(Records from a data collection)
-- -- --

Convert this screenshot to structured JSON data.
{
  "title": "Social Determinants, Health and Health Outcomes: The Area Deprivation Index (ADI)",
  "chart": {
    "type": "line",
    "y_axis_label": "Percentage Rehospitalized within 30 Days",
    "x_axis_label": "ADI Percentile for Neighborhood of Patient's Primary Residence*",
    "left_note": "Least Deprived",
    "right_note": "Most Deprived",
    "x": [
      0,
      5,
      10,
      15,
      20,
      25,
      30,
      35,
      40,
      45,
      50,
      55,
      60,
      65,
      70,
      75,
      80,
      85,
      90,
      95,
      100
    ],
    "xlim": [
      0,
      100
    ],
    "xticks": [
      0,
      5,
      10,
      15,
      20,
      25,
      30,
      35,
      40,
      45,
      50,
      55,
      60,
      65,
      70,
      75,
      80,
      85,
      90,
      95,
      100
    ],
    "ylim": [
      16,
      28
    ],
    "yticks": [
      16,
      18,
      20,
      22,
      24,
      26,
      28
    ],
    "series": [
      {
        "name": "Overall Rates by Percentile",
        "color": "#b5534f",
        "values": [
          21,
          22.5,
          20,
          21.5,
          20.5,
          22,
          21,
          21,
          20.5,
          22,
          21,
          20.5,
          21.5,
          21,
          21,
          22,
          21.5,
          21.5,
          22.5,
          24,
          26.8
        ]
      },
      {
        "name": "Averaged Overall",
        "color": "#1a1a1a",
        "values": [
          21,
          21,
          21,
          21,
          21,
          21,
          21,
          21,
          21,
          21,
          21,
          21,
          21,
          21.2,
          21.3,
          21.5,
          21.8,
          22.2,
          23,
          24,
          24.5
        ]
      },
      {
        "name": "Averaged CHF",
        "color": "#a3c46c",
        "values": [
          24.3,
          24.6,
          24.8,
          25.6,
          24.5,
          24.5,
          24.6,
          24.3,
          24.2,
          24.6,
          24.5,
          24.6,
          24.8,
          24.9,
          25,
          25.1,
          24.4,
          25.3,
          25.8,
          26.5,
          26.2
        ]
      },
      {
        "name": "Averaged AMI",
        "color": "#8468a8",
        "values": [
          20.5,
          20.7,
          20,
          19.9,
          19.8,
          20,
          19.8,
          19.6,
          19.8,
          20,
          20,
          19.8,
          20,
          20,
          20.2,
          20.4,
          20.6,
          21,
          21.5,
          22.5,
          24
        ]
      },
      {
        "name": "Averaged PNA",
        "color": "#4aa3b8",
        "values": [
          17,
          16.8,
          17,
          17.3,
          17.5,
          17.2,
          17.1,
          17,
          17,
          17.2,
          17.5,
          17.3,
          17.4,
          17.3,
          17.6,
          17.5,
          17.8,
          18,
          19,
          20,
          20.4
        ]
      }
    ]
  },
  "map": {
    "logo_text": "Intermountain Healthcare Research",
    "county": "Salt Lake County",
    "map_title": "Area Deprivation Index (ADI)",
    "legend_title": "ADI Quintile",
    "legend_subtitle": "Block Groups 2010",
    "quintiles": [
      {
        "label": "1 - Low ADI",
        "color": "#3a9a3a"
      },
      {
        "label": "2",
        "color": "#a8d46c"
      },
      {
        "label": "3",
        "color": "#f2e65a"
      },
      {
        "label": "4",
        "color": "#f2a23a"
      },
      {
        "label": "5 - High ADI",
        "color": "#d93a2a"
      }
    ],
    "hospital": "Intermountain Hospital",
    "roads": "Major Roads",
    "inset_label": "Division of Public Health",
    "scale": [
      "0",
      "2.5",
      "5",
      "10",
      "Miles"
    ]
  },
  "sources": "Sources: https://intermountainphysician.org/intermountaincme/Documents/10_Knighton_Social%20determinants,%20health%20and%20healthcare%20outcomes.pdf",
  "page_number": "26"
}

-- -- --

WHAT TO PRODUCE: The answer should be a single number: the count of lines in the data that include the string "Overall".

SOLUTION TO THE EXERCISE: 2